WHAT TO PRODUCE: Restate every entry word for word.
★ ★ ★ ★ ★ ★ ★
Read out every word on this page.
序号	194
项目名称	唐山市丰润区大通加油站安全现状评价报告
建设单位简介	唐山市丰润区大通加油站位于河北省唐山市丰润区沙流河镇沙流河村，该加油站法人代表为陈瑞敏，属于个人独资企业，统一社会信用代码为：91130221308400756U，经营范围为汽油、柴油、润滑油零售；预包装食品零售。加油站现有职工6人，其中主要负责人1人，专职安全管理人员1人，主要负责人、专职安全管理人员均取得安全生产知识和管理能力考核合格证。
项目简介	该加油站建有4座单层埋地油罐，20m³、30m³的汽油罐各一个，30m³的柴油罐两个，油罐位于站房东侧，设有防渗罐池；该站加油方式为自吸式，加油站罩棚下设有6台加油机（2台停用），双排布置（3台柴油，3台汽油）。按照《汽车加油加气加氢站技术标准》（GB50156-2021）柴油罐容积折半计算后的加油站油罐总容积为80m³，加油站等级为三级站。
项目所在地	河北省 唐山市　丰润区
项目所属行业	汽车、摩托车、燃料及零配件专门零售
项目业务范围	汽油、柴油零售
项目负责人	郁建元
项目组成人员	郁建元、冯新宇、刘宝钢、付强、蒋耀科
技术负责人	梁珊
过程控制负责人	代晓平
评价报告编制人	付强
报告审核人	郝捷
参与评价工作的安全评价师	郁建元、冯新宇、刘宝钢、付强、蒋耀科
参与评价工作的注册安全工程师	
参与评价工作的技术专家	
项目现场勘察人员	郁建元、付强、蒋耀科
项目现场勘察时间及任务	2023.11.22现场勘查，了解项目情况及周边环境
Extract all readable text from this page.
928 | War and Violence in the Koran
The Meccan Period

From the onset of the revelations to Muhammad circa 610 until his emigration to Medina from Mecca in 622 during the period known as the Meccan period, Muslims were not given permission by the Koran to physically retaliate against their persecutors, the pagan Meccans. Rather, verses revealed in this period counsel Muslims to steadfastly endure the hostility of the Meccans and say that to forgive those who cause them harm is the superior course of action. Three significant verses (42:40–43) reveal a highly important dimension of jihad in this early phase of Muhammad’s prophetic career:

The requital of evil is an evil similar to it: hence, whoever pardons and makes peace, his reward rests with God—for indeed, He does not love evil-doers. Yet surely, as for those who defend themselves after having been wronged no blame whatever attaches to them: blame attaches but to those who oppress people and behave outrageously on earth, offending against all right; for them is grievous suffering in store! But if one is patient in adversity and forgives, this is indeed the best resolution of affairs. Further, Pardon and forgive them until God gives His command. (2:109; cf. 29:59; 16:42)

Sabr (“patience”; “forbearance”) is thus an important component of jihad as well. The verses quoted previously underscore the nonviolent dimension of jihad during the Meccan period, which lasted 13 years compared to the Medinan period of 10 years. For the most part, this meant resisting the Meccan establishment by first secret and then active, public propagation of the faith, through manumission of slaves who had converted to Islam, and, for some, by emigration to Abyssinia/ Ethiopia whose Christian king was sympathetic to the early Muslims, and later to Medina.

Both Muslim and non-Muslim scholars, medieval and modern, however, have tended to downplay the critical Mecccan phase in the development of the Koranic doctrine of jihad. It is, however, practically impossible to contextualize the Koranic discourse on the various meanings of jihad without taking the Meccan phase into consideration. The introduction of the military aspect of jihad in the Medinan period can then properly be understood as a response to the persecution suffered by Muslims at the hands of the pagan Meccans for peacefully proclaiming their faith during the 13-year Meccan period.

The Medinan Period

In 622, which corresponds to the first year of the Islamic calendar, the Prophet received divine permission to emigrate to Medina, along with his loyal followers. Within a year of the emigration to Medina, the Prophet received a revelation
★ ★ ★ ★ ★ ★ ★
OUTPUT OF THE EXERCISE:
Read out every word on this page.
序号	194
项目名称	唐山市丰润区大通加油站安全现状评价报告
建设单位简介	唐山市丰润区大通加油站位于河北省唐山市丰润区沙流河镇沙流河村，该加油站法人代表为陈瑞敏，属于个人独资企业，统一社会信用代码为：91130221308400756U，经营范围为汽油、柴油、润滑油零售；预包装食品零售。加油站现有职工6人，其中主要负责人1人，专职安全管理人员1人，主要负责人、专职安全管理人员均取得安全生产知识和管理能力考核合格证。
项目简介	该加油站建有4座单层埋地油罐，20m³、30m³的汽油罐各一个，30m³的柴油罐两个，油罐位于站房东侧，设有防渗罐池；该站加油方式为自吸式，加油站罩棚下设有6台加油机（2台停用），双排布置（3台柴油，3台汽油）。按照《汽车加油加气加氢站技术标准》（GB50156-2021）柴油罐容积折半计算后的加油站油罐总容积为80m³，加油站等级为三级站。
项目所在地	河北省 唐山市　丰润区
项目所属行业	汽车、摩托车、燃料及零配件专门零售
项目业务范围	汽油、柴油零售
项目负责人	郁建元
项目组成人员	郁建元、冯新宇、刘宝钢、付强、蒋耀科
技术负责人	梁珊
过程控制负责人	代晓平
评价报告编制人	付强
报告审核人	郝捷
参与评价工作的安全评价师	郁建元、冯新宇、刘宝钢、付强、蒋耀科
参与评价工作的注册安全工程师	
参与评价工作的技术专家	
项目现场勘察人员	郁建元、付强、蒋耀科
项目现场勘察时间及任务	2023.11.22现场勘查，了解项目情况及周边环境
Extract all readable text from this page.
928 | War and Violence in the Koran
The Meccan Period

From the onset of the revelations to Muhammad circa 610 until his emigration to Medina from Mecca in 622 during the period known as the Meccan period, Muslims were not given permission by the Koran to physically retaliate against their persecutors, the pagan Meccans. Rather, verses revealed in this period counsel Muslims to steadfastly endure the hostility of the Meccans and say that to forgive those who cause them harm is the superior course of action. Three significant verses (42:40–43) reveal a highly important dimension of jihad in this early phase of Muhammad’s prophetic career:

The requital of evil is an evil similar to it: hence, whoever pardons and makes peace, his reward rests with God—for indeed, He does not love evil-doers. Yet surely, as for those who defend themselves after having been wronged no blame whatever attaches to them: blame attaches but to those who oppress people and behave outrageously on earth, offending against all right; for them is grievous suffering in store! But if one is patient in adversity and forgives, this is indeed the best resolution of affairs. Further, Pardon and forgive them until God gives His command. (2:109; cf. 29:59; 16:42)

Sabr (“patience”; “forbearance”) is thus an important component of jihad as well. The verses quoted previously underscore the nonviolent dimension of jihad during the Meccan period, which lasted 13 years compared to the Medinan period of 10 years. For the most part, this meant resisting the Meccan establishment by first secret and then active, public propagation of the faith, through manumission of slaves who had converted to Islam, and, for some, by emigration to Abyssinia/ Ethiopia whose Christian king was sympathetic to the early Muslims, and later to Medina.

Both Muslim and non-Muslim scholars, medieval and modern, however, have tended to downplay the critical Mecccan phase in the development of the Koranic doctrine of jihad. It is, however, practically impossible to contextualize the Koranic discourse on the various meanings of jihad without taking the Meccan phase into consideration. The introduction of the military aspect of jihad in the Medinan period can then properly be understood as a response to the persecution suffered by Muslims at the hands of the pagan Meccans for peacefully proclaiming their faith during the 13-year Meccan period.

The Medinan Period

In 622, which corresponds to the first year of the Islamic calendar, the Prophet received divine permission to emigrate to Medina, along with his loyal followers. Within a year of the emigration to Medina, the Prophet received a revelation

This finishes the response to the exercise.